#### [Selected passage]
* start *

Question

Hey guys
Prove that the points (3,0);(6,4);(-1,3) are vertices of a right angled isosceles triangle

Answer 1

find distances between points then you get that

Answer 2

The angles of a right angled isosceles triangle is always 45°, 45° and 90°, and the sides are in the ratio 1 : 1 : √2.

Now we have to find the length of each side of the triangle, i.e., distance between each two points.

$\texttt{Distance between points (3, 0) and (6, 4) = 5} \\ \\ \\ \sqrt{(6-3)^2+(4-0)^2} \\ \\ \sqrt{3^2+4^2} \\ \\ \sqrt{9+16} \\ \\ \sqrt{25} \\ \\ \large \text{5}$

$\texttt{Distance between points (6, 4) and (-1, 3) = \mathtt{5\sqrt{2}} } \\ \\ \\ \sqrt{(6-(-1))^2+(4-3)^2} \\ \\ \sqrt{7^2+1^2} \\ \\ \sqrt{49+1} \\ \\ \sqrt{50} \\ \\ \large 5\sqrt{2}$

$\texttt{Distance between points (3, 0) and (-1, 3) = 5} \\ \\ \\ \sqrt{(3-(-1))^2+(0-3)^2} \\ \\ \sqrt{4^2+(-3)^2} \\ \\ \sqrt{16+9} \\ \\ \sqrt{25} \\ \\ \large \text{5}$

Thus the lengths of the sides of the triangle are 5 unit, 5 unit and 5√2.

From this, we get that the triangle is isosceles.

Observe the lengths of the sides. They're also in the ratio 1 : 1 : √2.

5 : 5 : 5√2  =  1 : 1 : √2

Thus it will be a right angled isosceles triangle according to the concept above.

Hence Proved!!!

* end *

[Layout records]
* start *

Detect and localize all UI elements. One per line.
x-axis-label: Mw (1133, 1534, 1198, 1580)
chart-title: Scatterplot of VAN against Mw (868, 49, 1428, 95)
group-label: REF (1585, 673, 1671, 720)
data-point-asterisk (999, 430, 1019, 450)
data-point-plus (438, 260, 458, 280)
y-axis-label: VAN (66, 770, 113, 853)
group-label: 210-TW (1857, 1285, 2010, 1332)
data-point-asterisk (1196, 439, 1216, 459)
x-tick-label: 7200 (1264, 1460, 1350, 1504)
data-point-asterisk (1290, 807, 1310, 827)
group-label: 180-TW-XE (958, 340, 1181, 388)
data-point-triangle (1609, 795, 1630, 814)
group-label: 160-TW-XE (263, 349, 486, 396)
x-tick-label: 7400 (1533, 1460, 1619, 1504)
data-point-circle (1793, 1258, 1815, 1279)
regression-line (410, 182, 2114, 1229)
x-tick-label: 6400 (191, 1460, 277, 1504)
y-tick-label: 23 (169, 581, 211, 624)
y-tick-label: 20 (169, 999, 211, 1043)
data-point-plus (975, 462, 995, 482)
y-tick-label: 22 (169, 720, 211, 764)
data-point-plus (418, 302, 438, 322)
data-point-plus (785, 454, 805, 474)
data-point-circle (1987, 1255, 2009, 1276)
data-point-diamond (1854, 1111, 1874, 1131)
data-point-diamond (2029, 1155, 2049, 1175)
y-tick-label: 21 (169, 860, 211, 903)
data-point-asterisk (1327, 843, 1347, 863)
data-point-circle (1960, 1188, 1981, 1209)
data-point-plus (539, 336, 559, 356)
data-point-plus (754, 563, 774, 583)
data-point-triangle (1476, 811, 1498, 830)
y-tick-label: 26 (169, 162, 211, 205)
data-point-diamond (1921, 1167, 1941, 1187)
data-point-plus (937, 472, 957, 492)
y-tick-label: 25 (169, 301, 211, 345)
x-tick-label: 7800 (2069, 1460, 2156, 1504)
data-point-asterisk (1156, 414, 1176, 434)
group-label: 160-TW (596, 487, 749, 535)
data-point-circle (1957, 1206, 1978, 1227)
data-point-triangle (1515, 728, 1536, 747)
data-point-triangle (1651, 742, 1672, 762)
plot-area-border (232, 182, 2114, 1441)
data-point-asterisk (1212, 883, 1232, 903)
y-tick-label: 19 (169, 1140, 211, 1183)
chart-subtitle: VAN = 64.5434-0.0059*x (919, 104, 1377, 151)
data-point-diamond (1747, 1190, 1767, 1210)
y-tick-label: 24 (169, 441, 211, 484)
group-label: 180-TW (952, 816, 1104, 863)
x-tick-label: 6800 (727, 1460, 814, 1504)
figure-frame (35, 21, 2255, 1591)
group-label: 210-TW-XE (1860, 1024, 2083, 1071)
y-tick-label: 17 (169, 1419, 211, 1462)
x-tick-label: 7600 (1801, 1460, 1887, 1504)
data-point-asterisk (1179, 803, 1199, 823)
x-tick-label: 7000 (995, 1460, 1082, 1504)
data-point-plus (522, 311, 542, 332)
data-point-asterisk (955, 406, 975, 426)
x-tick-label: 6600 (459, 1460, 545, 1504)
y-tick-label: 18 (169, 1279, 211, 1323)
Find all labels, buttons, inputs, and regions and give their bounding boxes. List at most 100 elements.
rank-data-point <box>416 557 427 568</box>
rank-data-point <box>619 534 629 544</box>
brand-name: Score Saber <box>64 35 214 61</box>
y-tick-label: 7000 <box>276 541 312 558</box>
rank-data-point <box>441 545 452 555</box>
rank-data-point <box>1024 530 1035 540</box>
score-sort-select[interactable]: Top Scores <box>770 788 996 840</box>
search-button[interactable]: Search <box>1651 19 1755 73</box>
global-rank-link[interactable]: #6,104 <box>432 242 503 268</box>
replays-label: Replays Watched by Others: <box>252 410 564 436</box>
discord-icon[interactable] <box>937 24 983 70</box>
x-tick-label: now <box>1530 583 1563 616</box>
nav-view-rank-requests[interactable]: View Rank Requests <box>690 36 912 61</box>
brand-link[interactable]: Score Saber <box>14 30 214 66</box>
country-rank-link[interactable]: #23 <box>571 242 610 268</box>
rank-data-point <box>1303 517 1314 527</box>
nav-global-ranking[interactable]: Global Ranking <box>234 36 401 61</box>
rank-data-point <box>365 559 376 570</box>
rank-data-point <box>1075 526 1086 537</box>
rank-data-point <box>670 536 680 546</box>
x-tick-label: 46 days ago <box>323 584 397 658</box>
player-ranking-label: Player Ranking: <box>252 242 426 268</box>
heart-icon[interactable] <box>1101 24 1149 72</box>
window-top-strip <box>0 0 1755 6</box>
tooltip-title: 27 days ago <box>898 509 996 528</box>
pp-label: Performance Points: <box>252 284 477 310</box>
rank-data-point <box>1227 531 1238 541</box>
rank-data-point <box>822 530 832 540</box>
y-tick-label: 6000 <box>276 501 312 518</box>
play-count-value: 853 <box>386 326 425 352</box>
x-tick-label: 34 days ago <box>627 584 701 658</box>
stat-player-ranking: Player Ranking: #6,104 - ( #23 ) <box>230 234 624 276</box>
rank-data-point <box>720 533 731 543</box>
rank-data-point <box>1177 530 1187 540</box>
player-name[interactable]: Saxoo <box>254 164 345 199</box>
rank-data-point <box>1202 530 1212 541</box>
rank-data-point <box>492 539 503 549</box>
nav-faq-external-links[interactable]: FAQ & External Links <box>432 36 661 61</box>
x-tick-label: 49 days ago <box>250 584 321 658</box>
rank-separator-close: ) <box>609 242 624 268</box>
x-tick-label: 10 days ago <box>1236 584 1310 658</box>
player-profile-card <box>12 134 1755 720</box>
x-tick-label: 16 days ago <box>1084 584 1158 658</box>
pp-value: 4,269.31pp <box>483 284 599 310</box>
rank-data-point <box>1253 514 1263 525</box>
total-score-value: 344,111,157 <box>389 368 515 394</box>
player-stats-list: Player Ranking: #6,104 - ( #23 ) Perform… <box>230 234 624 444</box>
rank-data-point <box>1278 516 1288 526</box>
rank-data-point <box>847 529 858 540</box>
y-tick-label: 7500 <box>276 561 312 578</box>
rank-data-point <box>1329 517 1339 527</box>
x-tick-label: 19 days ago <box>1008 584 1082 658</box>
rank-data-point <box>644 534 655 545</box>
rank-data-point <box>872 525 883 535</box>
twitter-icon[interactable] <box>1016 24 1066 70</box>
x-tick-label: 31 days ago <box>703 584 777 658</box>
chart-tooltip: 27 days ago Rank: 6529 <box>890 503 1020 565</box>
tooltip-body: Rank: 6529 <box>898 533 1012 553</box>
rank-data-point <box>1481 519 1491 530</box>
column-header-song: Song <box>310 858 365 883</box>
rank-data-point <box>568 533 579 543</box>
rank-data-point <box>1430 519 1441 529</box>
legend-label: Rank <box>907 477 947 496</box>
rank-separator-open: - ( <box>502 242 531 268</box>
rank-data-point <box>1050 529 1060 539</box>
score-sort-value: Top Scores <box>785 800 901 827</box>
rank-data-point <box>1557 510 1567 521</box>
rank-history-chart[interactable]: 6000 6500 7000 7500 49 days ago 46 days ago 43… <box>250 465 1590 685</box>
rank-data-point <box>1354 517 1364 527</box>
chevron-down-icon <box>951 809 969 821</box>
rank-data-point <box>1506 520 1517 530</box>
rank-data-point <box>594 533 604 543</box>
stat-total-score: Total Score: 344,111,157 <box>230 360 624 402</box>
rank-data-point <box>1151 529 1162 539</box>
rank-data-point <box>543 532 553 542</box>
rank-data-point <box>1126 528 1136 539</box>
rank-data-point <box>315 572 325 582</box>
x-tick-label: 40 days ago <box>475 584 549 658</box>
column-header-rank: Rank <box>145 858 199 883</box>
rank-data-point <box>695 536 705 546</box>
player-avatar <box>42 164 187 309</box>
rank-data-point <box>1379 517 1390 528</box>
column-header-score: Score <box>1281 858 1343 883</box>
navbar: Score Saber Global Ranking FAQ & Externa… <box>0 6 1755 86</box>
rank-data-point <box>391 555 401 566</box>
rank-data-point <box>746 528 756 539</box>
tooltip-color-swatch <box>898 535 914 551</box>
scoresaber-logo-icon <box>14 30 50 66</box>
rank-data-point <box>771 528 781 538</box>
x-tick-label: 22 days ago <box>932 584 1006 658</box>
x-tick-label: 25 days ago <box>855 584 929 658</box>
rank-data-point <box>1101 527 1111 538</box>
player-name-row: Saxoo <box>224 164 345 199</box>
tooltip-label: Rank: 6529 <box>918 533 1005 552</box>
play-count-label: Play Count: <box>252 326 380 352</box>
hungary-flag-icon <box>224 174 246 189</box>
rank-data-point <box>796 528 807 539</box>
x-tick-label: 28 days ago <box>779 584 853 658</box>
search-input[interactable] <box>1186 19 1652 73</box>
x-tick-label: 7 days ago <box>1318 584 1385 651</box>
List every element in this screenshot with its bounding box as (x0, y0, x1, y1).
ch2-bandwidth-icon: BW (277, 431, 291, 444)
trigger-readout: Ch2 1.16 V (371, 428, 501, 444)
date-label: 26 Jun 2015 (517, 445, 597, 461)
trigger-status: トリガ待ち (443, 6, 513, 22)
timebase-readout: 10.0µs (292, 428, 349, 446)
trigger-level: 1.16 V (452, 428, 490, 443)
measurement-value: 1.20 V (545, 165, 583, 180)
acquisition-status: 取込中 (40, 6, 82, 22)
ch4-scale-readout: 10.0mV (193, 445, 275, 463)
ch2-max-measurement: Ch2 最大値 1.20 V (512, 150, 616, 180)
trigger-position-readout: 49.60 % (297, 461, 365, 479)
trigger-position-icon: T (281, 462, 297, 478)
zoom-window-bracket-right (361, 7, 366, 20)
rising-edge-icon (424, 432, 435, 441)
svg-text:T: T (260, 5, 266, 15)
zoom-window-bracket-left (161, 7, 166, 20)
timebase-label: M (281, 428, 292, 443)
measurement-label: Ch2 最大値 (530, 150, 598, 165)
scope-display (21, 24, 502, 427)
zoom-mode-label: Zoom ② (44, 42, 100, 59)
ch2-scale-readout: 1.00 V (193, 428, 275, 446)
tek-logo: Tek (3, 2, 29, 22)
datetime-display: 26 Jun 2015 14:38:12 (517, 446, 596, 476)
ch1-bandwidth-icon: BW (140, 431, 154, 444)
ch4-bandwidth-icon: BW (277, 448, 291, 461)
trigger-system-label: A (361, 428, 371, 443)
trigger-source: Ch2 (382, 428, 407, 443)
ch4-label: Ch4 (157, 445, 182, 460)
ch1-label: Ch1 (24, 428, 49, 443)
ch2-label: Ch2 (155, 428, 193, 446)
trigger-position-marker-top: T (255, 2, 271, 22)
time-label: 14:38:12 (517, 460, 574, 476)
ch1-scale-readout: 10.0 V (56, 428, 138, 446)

* end *

#### [Required actions]
1: In the forum thread on the right isosceles triangle, repeat word for word the stretch from "Thus the lengths" through "the concept above.".
2: Duplicate, line for line, the stretch of the layout records from the start through the line that contains "data-point-asterisk (1196, 439, 1216, 459)".

#### [Replies]
1:
Thus the lengths of the sides of the triangle are 5 unit, 5 unit and 5√2.

From this, we get that the triangle is isosceles.

Observe the lengths of the sides. They're also in the ratio 1 : 1 : √2.

5 : 5 : 5√2  =  1 : 1 : √2

Thus it will be a right angled isosceles triangle according to the concept above.

2:
Detect and localize all UI elements. One per line.
x-axis-label: Mw (1133, 1534, 1198, 1580)
chart-title: Scatterplot of VAN against Mw (868, 49, 1428, 95)
group-label: REF (1585, 673, 1671, 720)
data-point-asterisk (999, 430, 1019, 450)
data-point-plus (438, 260, 458, 280)
y-axis-label: VAN (66, 770, 113, 853)
group-label: 210-TW (1857, 1285, 2010, 1332)
data-point-asterisk (1196, 439, 1216, 459)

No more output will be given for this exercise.